» BRIEF
Repeat all of the records verbatim.

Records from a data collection
-- start --
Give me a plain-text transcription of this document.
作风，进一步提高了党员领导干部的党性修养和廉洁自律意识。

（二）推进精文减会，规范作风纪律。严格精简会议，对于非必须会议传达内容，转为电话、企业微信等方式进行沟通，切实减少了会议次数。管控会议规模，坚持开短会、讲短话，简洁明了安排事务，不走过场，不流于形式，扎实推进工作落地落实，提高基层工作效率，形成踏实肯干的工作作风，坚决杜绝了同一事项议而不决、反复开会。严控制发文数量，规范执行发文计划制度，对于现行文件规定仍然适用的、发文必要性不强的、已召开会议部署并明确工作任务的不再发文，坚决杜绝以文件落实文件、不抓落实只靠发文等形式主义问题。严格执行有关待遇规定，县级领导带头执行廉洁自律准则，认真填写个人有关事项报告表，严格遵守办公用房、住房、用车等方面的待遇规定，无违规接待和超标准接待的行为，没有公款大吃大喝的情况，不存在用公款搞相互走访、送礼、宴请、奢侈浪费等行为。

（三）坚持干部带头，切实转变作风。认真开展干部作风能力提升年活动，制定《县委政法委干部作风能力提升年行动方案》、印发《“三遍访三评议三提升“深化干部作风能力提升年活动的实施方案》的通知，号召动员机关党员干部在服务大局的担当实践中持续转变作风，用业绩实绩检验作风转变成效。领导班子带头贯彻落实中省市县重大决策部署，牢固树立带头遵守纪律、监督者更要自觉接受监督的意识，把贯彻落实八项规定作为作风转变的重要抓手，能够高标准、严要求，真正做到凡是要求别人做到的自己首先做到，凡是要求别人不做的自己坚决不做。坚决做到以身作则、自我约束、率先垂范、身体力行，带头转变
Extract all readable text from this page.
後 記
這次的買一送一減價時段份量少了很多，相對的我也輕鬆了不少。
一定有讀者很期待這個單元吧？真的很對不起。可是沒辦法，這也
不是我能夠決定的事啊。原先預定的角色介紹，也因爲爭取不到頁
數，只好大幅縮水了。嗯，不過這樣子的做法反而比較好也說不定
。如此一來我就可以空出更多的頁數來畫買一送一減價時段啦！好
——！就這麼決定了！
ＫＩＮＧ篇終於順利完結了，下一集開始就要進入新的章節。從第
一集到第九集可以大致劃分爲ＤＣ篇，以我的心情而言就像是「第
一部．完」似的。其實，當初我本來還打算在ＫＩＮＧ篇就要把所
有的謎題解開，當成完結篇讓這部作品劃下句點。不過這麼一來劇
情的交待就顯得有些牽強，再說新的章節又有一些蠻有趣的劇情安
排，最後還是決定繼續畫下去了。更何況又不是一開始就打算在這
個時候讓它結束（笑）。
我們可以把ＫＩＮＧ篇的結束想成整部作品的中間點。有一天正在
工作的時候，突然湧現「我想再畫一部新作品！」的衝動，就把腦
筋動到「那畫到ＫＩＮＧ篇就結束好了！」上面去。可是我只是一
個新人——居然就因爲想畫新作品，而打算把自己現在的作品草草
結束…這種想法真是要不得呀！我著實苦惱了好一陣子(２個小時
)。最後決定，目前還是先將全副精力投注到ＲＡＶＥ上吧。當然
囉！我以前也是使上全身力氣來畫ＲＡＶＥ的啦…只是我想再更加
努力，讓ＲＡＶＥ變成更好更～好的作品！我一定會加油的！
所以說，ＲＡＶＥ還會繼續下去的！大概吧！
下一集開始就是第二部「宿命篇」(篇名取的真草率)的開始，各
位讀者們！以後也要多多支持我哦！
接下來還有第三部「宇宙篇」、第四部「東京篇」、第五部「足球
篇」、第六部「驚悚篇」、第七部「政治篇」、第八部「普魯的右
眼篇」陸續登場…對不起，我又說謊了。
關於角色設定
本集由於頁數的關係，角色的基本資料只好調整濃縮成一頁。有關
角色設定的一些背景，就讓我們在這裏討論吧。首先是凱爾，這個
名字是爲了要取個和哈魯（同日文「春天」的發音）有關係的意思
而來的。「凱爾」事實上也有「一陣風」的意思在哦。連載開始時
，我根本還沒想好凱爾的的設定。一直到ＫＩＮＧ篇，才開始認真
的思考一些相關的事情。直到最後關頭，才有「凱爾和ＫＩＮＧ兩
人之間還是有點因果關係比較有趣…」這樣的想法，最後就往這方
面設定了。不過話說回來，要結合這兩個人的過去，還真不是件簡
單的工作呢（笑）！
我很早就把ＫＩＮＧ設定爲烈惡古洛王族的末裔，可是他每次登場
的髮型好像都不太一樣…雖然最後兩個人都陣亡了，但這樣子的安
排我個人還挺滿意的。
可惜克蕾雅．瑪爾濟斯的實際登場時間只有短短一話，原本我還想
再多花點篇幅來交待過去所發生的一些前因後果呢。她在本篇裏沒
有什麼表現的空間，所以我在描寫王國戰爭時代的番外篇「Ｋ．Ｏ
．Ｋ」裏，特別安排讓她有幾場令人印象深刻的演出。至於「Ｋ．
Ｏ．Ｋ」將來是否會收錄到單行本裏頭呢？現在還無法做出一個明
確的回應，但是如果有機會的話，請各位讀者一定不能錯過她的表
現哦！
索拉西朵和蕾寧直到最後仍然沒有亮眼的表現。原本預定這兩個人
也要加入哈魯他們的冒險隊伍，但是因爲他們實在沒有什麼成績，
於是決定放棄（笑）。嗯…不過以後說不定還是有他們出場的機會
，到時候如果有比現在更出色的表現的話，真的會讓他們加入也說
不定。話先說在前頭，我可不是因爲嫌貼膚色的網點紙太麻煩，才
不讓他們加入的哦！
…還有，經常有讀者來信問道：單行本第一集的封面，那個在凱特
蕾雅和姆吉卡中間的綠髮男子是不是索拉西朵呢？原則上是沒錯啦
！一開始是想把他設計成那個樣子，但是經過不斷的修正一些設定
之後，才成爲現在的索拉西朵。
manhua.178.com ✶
-- end --
» EXERCISE SOLUTION
Give me a plain-text transcription of this document.
作风，进一步提高了党员领导干部的党性修养和廉洁自律意识。

（二）推进精文减会，规范作风纪律。严格精简会议，对于非必须会议传达内容，转为电话、企业微信等方式进行沟通，切实减少了会议次数。管控会议规模，坚持开短会、讲短话，简洁明了安排事务，不走过场，不流于形式，扎实推进工作落地落实，提高基层工作效率，形成踏实肯干的工作作风，坚决杜绝了同一事项议而不决、反复开会。严控制发文数量，规范执行发文计划制度，对于现行文件规定仍然适用的、发文必要性不强的、已召开会议部署并明确工作任务的不再发文，坚决杜绝以文件落实文件、不抓落实只靠发文等形式主义问题。严格执行有关待遇规定，县级领导带头执行廉洁自律准则，认真填写个人有关事项报告表，严格遵守办公用房、住房、用车等方面的待遇规定，无违规接待和超标准接待的行为，没有公款大吃大喝的情况，不存在用公款搞相互走访、送礼、宴请、奢侈浪费等行为。

（三）坚持干部带头，切实转变作风。认真开展干部作风能力提升年活动，制定《县委政法委干部作风能力提升年行动方案》、印发《“三遍访三评议三提升“深化干部作风能力提升年活动的实施方案》的通知，号召动员机关党员干部在服务大局的担当实践中持续转变作风，用业绩实绩检验作风转变成效。领导班子带头贯彻落实中省市县重大决策部署，牢固树立带头遵守纪律、监督者更要自觉接受监督的意识，把贯彻落实八项规定作为作风转变的重要抓手，能够高标准、严要求，真正做到凡是要求别人做到的自己首先做到，凡是要求别人不做的自己坚决不做。坚决做到以身作则、自我约束、率先垂范、身体力行，带头转变
Extract all readable text from this page.
後 記
這次的買一送一減價時段份量少了很多，相對的我也輕鬆了不少。
一定有讀者很期待這個單元吧？真的很對不起。可是沒辦法，這也
不是我能夠決定的事啊。原先預定的角色介紹，也因爲爭取不到頁
數，只好大幅縮水了。嗯，不過這樣子的做法反而比較好也說不定
。如此一來我就可以空出更多的頁數來畫買一送一減價時段啦！好
——！就這麼決定了！
ＫＩＮＧ篇終於順利完結了，下一集開始就要進入新的章節。從第
一集到第九集可以大致劃分爲ＤＣ篇，以我的心情而言就像是「第
一部．完」似的。其實，當初我本來還打算在ＫＩＮＧ篇就要把所
有的謎題解開，當成完結篇讓這部作品劃下句點。不過這麼一來劇
情的交待就顯得有些牽強，再說新的章節又有一些蠻有趣的劇情安
排，最後還是決定繼續畫下去了。更何況又不是一開始就打算在這
個時候讓它結束（笑）。
我們可以把ＫＩＮＧ篇的結束想成整部作品的中間點。有一天正在
工作的時候，突然湧現「我想再畫一部新作品！」的衝動，就把腦
筋動到「那畫到ＫＩＮＧ篇就結束好了！」上面去。可是我只是一
個新人——居然就因爲想畫新作品，而打算把自己現在的作品草草
結束…這種想法真是要不得呀！我著實苦惱了好一陣子(２個小時
)。最後決定，目前還是先將全副精力投注到ＲＡＶＥ上吧。當然
囉！我以前也是使上全身力氣來畫ＲＡＶＥ的啦…只是我想再更加
努力，讓ＲＡＶＥ變成更好更～好的作品！我一定會加油的！
所以說，ＲＡＶＥ還會繼續下去的！大概吧！
下一集開始就是第二部「宿命篇」(篇名取的真草率)的開始，各
位讀者們！以後也要多多支持我哦！
接下來還有第三部「宇宙篇」、第四部「東京篇」、第五部「足球
篇」、第六部「驚悚篇」、第七部「政治篇」、第八部「普魯的右
眼篇」陸續登場…對不起，我又說謊了。
關於角色設定
本集由於頁數的關係，角色的基本資料只好調整濃縮成一頁。有關
角色設定的一些背景，就讓我們在這裏討論吧。首先是凱爾，這個
名字是爲了要取個和哈魯（同日文「春天」的發音）有關係的意思
而來的。「凱爾」事實上也有「一陣風」的意思在哦。連載開始時
，我根本還沒想好凱爾的的設定。一直到ＫＩＮＧ篇，才開始認真
的思考一些相關的事情。直到最後關頭，才有「凱爾和ＫＩＮＧ兩
人之間還是有點因果關係比較有趣…」這樣的想法，最後就往這方
面設定了。不過話說回來，要結合這兩個人的過去，還真不是件簡
單的工作呢（笑）！
我很早就把ＫＩＮＧ設定爲烈惡古洛王族的末裔，可是他每次登場
的髮型好像都不太一樣…雖然最後兩個人都陣亡了，但這樣子的安
排我個人還挺滿意的。
可惜克蕾雅．瑪爾濟斯的實際登場時間只有短短一話，原本我還想
再多花點篇幅來交待過去所發生的一些前因後果呢。她在本篇裏沒
有什麼表現的空間，所以我在描寫王國戰爭時代的番外篇「Ｋ．Ｏ
．Ｋ」裏，特別安排讓她有幾場令人印象深刻的演出。至於「Ｋ．
Ｏ．Ｋ」將來是否會收錄到單行本裏頭呢？現在還無法做出一個明
確的回應，但是如果有機會的話，請各位讀者一定不能錯過她的表
現哦！
索拉西朵和蕾寧直到最後仍然沒有亮眼的表現。原本預定這兩個人
也要加入哈魯他們的冒險隊伍，但是因爲他們實在沒有什麼成績，
於是決定放棄（笑）。嗯…不過以後說不定還是有他們出場的機會
，到時候如果有比現在更出色的表現的話，真的會讓他們加入也說
不定。話先說在前頭，我可不是因爲嫌貼膚色的網點紙太麻煩，才
不讓他們加入的哦！
…還有，經常有讀者來信問道：單行本第一集的封面，那個在凱特
蕾雅和姆吉卡中間的綠髮男子是不是索拉西朵呢？原則上是沒錯啦
！一開始是想把他設計成那個樣子，但是經過不斷的修正一些設定
之後，才成爲現在的索拉西朵。
manhua.178.com ✶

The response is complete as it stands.